### Supplied entries
________
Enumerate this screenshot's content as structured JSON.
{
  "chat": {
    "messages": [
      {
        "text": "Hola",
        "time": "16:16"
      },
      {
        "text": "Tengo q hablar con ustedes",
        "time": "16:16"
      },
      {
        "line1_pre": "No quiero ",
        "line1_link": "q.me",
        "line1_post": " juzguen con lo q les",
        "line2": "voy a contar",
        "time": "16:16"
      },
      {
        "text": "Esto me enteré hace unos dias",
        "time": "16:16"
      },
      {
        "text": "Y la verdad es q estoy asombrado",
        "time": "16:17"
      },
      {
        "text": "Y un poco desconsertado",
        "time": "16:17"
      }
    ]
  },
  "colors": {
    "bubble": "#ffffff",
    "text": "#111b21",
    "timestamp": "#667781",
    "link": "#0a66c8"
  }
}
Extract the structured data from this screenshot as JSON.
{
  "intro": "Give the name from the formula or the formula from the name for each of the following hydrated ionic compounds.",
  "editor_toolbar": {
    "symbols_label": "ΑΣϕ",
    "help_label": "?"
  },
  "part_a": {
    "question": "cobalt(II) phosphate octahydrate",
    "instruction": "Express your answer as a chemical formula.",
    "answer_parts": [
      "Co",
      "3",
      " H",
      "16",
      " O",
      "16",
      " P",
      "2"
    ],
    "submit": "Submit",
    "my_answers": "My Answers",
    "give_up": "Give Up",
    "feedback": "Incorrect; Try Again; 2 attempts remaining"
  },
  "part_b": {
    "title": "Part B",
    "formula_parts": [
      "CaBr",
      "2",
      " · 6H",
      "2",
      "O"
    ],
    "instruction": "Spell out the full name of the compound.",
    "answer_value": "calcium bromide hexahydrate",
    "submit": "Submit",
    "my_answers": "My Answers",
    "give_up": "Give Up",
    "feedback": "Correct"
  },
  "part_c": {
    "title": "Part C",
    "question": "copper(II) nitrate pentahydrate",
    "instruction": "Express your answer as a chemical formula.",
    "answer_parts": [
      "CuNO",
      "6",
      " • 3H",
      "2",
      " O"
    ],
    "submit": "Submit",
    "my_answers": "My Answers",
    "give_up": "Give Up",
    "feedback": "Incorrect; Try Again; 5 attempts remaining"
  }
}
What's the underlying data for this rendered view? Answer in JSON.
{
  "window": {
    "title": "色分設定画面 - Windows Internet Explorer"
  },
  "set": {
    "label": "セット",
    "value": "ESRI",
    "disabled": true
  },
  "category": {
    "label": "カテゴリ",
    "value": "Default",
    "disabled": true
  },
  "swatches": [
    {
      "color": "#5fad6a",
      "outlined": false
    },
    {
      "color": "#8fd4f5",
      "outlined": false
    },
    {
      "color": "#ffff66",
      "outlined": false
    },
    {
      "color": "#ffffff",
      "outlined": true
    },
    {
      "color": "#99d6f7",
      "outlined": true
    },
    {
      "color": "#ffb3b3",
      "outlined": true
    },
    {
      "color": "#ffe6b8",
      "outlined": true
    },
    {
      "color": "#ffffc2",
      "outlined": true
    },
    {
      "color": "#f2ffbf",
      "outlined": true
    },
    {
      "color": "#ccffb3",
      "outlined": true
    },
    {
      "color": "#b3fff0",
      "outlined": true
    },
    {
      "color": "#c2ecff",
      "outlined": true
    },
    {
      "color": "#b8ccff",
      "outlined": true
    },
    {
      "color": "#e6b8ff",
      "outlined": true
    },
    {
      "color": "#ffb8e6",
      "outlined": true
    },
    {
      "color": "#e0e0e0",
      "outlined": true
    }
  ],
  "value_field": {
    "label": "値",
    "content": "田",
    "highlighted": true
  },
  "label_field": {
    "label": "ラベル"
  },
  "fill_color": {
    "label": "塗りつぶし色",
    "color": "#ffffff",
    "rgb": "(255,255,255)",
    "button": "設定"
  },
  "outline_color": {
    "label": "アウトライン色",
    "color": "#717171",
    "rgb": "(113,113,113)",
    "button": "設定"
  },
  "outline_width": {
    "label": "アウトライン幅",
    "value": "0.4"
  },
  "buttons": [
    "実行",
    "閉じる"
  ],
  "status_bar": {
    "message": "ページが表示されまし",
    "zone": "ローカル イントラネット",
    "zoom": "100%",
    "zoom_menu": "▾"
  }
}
________
### Required work
Set down every record above exactly as given.

### Worked solution
Enumerate this screenshot's content as structured JSON.
{
  "chat": {
    "messages": [
      {
        "text": "Hola",
        "time": "16:16"
      },
      {
        "text": "Tengo q hablar con ustedes",
        "time": "16:16"
      },
      {
        "line1_pre": "No quiero ",
        "line1_link": "q.me",
        "line1_post": " juzguen con lo q les",
        "line2": "voy a contar",
        "time": "16:16"
      },
      {
        "text": "Esto me enteré hace unos dias",
        "time": "16:16"
      },
      {
        "text": "Y la verdad es q estoy asombrado",
        "time": "16:17"
      },
      {
        "text": "Y un poco desconsertado",
        "time": "16:17"
      }
    ]
  },
  "colors": {
    "bubble": "#ffffff",
    "text": "#111b21",
    "timestamp": "#667781",
    "link": "#0a66c8"
  }
}
Extract the structured data from this screenshot as JSON.
{
  "intro": "Give the name from the formula or the formula from the name for each of the following hydrated ionic compounds.",
  "editor_toolbar": {
    "symbols_label": "ΑΣϕ",
    "help_label": "?"
  },
  "part_a": {
    "question": "cobalt(II) phosphate octahydrate",
    "instruction": "Express your answer as a chemical formula.",
    "answer_parts": [
      "Co",
      "3",
      " H",
      "16",
      " O",
      "16",
      " P",
      "2"
    ],
    "submit": "Submit",
    "my_answers": "My Answers",
    "give_up": "Give Up",
    "feedback": "Incorrect; Try Again; 2 attempts remaining"
  },
  "part_b": {
    "title": "Part B",
    "formula_parts": [
      "CaBr",
      "2",
      " · 6H",
      "2",
      "O"
    ],
    "instruction": "Spell out the full name of the compound.",
    "answer_value": "calcium bromide hexahydrate",
    "submit": "Submit",
    "my_answers": "My Answers",
    "give_up": "Give Up",
    "feedback": "Correct"
  },
  "part_c": {
    "title": "Part C",
    "question": "copper(II) nitrate pentahydrate",
    "instruction": "Express your answer as a chemical formula.",
    "answer_parts": [
      "CuNO",
      "6",
      " • 3H",
      "2",
      " O"
    ],
    "submit": "Submit",
    "my_answers": "My Answers",
    "give_up": "Give Up",
    "feedback": "Incorrect; Try Again; 5 attempts remaining"
  }
}
What's the underlying data for this rendered view? Answer in JSON.
{
  "window": {
    "title": "色分設定画面 - Windows Internet Explorer"
  },
  "set": {
    "label": "セット",
    "value": "ESRI",
    "disabled": true
  },
  "category": {
    "label": "カテゴリ",
    "value": "Default",
    "disabled": true
  },
  "swatches": [
    {
      "color": "#5fad6a",
      "outlined": false
    },
    {
      "color": "#8fd4f5",
      "outlined": false
    },
    {
      "color": "#ffff66",
      "outlined": false
    },
    {
      "color": "#ffffff",
      "outlined": true
    },
    {
      "color": "#99d6f7",
      "outlined": true
    },
    {
      "color": "#ffb3b3",
      "outlined": true
    },
    {
      "color": "#ffe6b8",
      "outlined": true
    },
    {
      "color": "#ffffc2",
      "outlined": true
    },
    {
      "color": "#f2ffbf",
      "outlined": true
    },
    {
      "color": "#ccffb3",
      "outlined": true
    },
    {
      "color": "#b3fff0",
      "outlined": true
    },
    {
      "color": "#c2ecff",
      "outlined": true
    },
    {
      "color": "#b8ccff",
      "outlined": true
    },
    {
      "color": "#e6b8ff",
      "outlined": true
    },
    {
      "color": "#ffb8e6",
      "outlined": true
    },
    {
      "color": "#e0e0e0",
      "outlined": true
    }
  ],
  "value_field": {
    "label": "値",
    "content": "田",
    "highlighted": true
  },
  "label_field": {
    "label": "ラベル"
  },
  "fill_color": {
    "label": "塗りつぶし色",
    "color": "#ffffff",
    "rgb": "(255,255,255)",
    "button": "設定"
  },
  "outline_color": {
    "label": "アウトライン色",
    "color": "#717171",
    "rgb": "(113,113,113)",
    "button": "設定"
  },
  "outline_width": {
    "label": "アウトライン幅",
    "value": "0.4"
  },
  "buttons": [
    "実行",
    "閉じる"
  ],
  "status_bar": {
    "message": "ページが表示されまし",
    "zone": "ローカル イントラネット",
    "zoom": "100%",
    "zoom_menu": "▾"
  }
}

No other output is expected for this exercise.